*SET PROBLEM*:
Pull out each line of the data that includes the word "Immortalis".

-------- EXCERPTED DATA

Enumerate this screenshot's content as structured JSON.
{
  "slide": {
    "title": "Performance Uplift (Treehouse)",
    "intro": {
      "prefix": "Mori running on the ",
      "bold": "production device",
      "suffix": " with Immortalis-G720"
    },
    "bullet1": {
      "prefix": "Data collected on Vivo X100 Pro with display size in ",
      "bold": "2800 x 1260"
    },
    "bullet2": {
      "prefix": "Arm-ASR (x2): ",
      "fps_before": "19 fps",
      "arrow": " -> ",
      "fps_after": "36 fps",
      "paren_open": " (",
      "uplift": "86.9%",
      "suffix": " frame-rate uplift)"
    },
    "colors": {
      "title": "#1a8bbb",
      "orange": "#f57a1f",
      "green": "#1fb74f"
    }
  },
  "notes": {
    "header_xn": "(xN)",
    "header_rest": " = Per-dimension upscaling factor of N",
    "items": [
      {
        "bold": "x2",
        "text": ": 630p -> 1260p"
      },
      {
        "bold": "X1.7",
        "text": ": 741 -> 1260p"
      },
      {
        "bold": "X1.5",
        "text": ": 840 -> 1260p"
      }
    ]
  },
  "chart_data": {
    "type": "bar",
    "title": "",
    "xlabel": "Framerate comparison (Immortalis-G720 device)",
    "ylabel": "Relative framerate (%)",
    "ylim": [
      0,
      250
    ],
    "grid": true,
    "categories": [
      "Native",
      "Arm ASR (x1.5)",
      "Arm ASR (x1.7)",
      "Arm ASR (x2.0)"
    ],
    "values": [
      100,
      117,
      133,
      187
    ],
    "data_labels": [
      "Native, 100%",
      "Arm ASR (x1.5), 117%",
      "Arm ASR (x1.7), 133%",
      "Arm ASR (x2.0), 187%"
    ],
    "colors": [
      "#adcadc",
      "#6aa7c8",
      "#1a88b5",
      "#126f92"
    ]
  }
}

----------------
-------- EXCERPTED DATA

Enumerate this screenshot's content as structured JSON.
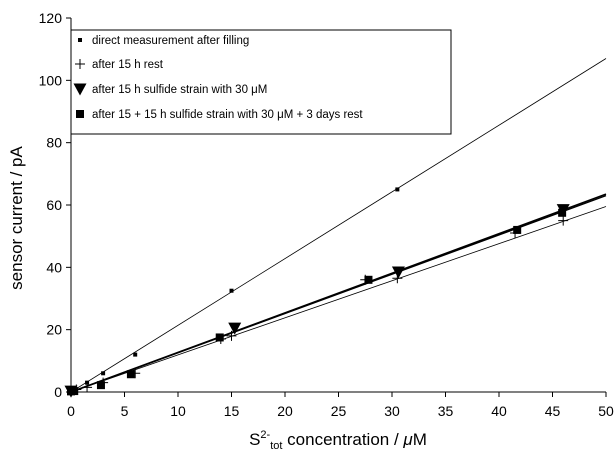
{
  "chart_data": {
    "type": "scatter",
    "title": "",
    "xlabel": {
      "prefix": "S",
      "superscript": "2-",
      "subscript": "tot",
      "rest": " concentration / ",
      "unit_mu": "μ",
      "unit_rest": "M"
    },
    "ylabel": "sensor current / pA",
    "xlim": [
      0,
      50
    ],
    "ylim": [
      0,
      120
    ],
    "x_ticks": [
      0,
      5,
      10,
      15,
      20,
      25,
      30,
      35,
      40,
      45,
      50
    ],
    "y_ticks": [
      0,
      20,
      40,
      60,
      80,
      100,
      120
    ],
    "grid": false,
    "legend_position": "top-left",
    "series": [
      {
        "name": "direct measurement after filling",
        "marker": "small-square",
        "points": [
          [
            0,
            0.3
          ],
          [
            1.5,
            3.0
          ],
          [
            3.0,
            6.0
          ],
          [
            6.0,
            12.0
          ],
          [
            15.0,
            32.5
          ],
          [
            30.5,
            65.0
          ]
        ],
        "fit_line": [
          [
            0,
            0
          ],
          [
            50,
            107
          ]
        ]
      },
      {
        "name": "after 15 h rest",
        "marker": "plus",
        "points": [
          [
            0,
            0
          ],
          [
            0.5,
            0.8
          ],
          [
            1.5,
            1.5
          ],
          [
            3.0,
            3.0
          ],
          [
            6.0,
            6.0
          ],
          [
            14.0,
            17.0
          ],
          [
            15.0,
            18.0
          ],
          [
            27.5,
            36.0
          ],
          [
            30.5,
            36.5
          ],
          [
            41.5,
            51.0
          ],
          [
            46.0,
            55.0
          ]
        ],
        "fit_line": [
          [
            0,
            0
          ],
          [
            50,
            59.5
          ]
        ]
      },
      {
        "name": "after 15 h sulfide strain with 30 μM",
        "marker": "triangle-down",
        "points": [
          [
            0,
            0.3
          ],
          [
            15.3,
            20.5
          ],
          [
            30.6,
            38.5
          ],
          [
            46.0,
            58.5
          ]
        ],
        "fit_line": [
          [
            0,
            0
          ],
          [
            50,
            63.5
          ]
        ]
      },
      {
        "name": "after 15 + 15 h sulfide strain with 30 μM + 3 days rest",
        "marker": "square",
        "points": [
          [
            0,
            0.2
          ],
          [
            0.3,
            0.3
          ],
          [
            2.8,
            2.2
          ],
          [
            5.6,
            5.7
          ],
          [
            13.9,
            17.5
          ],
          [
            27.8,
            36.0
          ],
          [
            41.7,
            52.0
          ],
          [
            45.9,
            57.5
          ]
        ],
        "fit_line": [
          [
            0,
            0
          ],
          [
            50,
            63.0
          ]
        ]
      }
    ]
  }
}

----------------
-------- EXCERPTED DATA

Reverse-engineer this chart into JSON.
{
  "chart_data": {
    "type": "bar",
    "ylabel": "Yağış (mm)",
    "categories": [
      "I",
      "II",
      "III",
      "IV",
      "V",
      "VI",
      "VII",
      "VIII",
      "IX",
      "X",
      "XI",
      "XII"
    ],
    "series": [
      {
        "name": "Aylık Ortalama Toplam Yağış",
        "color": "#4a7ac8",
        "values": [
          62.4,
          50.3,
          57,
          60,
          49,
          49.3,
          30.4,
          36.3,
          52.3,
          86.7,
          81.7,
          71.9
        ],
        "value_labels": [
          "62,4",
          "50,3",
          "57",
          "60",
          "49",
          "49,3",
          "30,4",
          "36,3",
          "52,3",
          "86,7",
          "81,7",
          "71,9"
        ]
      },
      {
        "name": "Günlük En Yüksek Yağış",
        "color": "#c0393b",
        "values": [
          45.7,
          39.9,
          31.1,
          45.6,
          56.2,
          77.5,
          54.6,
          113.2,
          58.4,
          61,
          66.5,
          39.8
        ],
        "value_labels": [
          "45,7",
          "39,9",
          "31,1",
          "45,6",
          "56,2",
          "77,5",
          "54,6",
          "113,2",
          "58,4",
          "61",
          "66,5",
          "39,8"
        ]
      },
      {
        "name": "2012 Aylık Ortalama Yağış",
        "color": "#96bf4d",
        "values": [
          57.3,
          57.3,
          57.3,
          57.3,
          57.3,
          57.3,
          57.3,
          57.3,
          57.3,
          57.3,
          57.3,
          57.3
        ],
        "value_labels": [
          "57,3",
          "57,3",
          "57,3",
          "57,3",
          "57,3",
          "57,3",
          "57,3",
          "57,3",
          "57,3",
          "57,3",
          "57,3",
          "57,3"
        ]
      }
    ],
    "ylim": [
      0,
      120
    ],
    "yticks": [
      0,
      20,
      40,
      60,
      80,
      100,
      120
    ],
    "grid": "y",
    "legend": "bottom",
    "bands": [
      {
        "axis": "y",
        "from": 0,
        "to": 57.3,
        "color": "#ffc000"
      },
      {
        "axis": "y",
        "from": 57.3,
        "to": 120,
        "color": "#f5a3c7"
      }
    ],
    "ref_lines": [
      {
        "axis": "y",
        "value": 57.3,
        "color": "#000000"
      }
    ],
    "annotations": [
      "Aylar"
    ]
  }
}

----------------

*EXERCISE SOLUTION*:
      "suffix": " with Immortalis-G720"
    "xlabel": "Framerate comparison (Immortalis-G720 device)",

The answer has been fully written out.